“Stand strong and smile,” I said to myself as I stood in the courtroom, my hands handcuffed before me as I listened to the Judge read my fate in 1984. My mother sat in the third row. She was a strong, powerful lady that rarely showed weakness but today I could see she was hurting. In the courtroom packed with bodies, I frequently peered in her direction and tried to smile to make her know that everything was going to be alright, but all those bodies couldn’t mask the sound of the silent slump of her heavy heart as I was declared an enemy of the state, charged with treason and sentenced to death.
That was the last time I saw mother.
Growing up my mother was the backbone of our family.Marrying my father before independence, I reminisce in awe how she managed to manage family life, be a confidant and partner of my father and offer frequent support to those fighting for the independence of this country. She was tall and slim and a fiercely detested mediocrity. There was no “half done” with her. Things were either to be done right, or not to be attempted at all.
It was through George Anyona, a close confidant confined to a different block at Shimo la Tewa prison that I learned of my mother’s death on November 5th, 1984. I had never believed in a sixth sense, but my time in detention showed me that it does exist and that it is very powerful, particularly when use of other senses is denied.
One night my mother’s image came strongly to my mind. The next day I did not feel like eating at all, I just stayed lying on the cold floor of my cell and told the warders that I had had a bad dream. I had seen my mother talking to me as if she were in pain. She seemed to be bidding me farewell and telling me to be strong. I knew something was not right. I got to know what happened when a note from George, written on a piece of toilet paper informed me that Mama had gone to be with the Lord. My grief knew no bounds.
I was angry that I had not been there to see her and depressed over her loss.
I could not let the warders know that the news had reached me and therefore had to hold myself together. My brother Oburu sent a telegram informing me that our mother had died through provincial officer Kilonzo, a message that did not arrive for two months after her death.
I see my mother’s character in a lot of the women in my life. My sisters, all strong women in their own right, have had to face many battles in life for bearing the family name but just like my mother, little seldom frightens nor deters them from their beliefs. I am proud of their achievements and how far they have come.

----

Set problem:
According to the account, who first told the writer that the writer's mother had died, and how? You won't need the items that come next.

Provided records:

----

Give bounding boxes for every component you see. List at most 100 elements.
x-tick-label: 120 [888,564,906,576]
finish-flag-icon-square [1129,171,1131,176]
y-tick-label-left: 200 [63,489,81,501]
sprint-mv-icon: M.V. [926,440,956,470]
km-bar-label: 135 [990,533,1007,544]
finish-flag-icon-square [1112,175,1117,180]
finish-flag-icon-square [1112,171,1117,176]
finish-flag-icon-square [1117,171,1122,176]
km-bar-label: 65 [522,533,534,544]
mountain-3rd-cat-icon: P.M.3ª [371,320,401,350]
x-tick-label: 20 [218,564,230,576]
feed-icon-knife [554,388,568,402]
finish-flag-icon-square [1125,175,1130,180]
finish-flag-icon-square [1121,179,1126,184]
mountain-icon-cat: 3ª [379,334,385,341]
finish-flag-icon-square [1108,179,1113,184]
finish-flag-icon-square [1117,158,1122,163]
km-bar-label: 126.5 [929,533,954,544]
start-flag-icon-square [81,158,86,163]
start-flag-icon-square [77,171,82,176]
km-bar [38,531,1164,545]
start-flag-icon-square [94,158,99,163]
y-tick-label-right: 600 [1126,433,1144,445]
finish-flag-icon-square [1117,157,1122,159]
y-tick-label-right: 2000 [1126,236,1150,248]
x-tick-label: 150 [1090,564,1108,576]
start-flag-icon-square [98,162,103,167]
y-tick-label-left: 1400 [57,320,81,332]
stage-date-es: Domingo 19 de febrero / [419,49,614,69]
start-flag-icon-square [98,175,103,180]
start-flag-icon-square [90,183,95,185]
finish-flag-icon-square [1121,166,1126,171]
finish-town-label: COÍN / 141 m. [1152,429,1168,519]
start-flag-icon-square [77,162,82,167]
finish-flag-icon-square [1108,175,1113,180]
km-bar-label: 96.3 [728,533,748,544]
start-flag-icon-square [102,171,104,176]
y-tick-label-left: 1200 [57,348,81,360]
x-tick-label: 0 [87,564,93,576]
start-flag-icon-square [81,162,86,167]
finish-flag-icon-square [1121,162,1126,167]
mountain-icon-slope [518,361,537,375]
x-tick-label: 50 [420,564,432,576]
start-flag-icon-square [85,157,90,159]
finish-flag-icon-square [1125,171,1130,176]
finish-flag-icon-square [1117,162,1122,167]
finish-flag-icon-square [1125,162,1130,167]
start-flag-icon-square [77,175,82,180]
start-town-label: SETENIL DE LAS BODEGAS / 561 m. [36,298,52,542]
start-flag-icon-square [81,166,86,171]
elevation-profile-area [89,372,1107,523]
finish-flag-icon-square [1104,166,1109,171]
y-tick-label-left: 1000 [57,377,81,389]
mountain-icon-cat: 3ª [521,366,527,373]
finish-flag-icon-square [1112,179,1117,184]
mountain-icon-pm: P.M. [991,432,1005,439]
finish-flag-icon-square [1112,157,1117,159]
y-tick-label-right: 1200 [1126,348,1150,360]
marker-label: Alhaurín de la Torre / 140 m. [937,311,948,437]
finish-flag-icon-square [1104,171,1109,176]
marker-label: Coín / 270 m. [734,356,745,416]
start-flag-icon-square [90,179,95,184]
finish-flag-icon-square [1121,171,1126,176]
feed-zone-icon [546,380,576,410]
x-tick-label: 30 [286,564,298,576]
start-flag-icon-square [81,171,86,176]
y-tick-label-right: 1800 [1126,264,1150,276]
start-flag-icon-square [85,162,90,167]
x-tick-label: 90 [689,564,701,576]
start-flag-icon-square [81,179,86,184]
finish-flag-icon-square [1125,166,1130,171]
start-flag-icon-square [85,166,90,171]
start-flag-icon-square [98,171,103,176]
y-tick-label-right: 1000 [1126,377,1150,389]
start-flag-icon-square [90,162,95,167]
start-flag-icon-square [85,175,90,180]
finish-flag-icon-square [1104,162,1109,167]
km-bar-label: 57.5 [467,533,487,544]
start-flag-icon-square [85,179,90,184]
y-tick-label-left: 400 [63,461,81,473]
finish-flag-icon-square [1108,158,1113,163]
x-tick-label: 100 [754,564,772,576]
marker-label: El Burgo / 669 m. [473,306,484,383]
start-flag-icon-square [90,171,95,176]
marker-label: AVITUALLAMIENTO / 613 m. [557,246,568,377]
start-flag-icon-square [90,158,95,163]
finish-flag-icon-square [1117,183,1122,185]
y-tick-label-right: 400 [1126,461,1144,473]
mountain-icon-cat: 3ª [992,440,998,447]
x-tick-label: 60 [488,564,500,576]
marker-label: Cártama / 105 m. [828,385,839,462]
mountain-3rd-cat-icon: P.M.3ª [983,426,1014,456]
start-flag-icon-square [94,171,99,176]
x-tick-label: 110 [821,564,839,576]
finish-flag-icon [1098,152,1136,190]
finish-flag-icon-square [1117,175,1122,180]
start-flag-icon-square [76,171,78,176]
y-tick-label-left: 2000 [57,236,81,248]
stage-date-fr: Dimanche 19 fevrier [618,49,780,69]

----

Solution for this problem:
George Anyona, held in a different block at Shimo la Tewa prison, sent a note written on a piece of toilet paper.